» PROBLEM TO WORK ON:
Extract and list every line that contains the word "this".

[START SUPPLIED DATA]

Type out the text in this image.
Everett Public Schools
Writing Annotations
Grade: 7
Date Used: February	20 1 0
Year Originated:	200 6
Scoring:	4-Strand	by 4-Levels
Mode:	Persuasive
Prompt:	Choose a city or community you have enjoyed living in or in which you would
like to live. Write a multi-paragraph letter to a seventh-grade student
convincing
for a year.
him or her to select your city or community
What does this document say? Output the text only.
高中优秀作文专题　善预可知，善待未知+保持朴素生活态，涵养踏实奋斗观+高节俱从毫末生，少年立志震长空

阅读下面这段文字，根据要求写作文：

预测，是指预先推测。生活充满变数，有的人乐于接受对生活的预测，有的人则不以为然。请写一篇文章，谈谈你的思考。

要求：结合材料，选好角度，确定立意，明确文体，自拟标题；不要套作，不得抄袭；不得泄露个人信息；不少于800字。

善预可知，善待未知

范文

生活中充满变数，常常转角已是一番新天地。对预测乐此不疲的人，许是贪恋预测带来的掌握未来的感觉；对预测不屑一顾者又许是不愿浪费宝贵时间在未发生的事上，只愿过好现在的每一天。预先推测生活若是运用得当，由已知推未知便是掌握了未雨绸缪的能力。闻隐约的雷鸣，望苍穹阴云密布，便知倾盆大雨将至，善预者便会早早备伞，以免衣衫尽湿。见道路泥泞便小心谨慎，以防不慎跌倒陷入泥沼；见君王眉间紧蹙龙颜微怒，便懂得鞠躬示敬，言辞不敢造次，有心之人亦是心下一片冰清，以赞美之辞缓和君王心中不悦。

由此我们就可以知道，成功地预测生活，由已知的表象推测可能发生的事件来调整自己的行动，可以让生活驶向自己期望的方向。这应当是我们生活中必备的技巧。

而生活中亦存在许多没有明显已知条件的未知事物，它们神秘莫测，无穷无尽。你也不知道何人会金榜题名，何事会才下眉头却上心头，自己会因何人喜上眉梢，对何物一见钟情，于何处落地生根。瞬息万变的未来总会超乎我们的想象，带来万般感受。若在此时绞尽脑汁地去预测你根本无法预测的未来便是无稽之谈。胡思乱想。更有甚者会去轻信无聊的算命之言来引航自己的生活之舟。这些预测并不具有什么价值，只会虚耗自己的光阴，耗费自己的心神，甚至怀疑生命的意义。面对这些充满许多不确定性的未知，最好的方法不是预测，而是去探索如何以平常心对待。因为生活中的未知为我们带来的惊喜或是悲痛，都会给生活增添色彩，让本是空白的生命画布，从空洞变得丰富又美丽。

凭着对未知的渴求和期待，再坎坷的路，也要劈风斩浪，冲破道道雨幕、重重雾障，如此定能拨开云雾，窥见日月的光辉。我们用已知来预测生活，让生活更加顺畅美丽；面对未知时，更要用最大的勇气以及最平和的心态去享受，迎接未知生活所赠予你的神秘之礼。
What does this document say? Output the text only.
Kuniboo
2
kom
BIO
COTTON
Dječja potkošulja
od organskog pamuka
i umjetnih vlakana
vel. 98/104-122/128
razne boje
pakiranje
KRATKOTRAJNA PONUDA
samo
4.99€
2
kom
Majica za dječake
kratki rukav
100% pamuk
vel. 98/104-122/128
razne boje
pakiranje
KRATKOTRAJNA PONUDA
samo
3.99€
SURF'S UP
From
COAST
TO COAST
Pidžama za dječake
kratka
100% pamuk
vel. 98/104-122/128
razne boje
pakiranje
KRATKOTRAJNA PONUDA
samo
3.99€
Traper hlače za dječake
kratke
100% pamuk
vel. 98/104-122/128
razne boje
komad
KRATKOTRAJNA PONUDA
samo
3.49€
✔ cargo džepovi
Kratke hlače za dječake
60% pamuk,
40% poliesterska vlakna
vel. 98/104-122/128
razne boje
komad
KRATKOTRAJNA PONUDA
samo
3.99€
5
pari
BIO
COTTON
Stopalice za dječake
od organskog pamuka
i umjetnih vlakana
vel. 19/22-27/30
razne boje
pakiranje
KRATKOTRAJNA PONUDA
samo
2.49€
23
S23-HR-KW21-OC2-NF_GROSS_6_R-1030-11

[END SUPPLIED DATA]
[START SUPPLIED DATA]

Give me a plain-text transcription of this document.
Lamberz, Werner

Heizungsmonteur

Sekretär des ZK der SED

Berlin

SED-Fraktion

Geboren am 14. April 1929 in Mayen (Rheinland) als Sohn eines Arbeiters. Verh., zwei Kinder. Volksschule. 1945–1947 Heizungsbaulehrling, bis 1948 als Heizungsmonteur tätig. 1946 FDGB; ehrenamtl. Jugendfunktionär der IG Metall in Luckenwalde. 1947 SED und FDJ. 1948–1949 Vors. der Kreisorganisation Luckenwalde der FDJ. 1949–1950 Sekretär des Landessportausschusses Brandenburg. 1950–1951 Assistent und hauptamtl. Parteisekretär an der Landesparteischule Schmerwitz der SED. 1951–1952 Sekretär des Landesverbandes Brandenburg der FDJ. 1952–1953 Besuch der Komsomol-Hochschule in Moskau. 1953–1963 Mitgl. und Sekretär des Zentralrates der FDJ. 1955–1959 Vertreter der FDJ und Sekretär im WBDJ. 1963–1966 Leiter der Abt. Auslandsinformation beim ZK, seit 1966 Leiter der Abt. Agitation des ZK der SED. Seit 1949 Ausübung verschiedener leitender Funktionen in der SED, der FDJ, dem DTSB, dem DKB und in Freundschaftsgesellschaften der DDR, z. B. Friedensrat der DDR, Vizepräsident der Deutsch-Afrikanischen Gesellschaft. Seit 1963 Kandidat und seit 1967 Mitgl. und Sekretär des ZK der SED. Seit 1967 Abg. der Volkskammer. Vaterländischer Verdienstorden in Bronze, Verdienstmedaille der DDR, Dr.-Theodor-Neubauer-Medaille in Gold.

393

[END SUPPLIED DATA]

» WRITTEN SOLUTION:
Type out the text in this image.
What does this document say? Output the text only.
What does this document say? Output the text only.
Give me a plain-text transcription of this document.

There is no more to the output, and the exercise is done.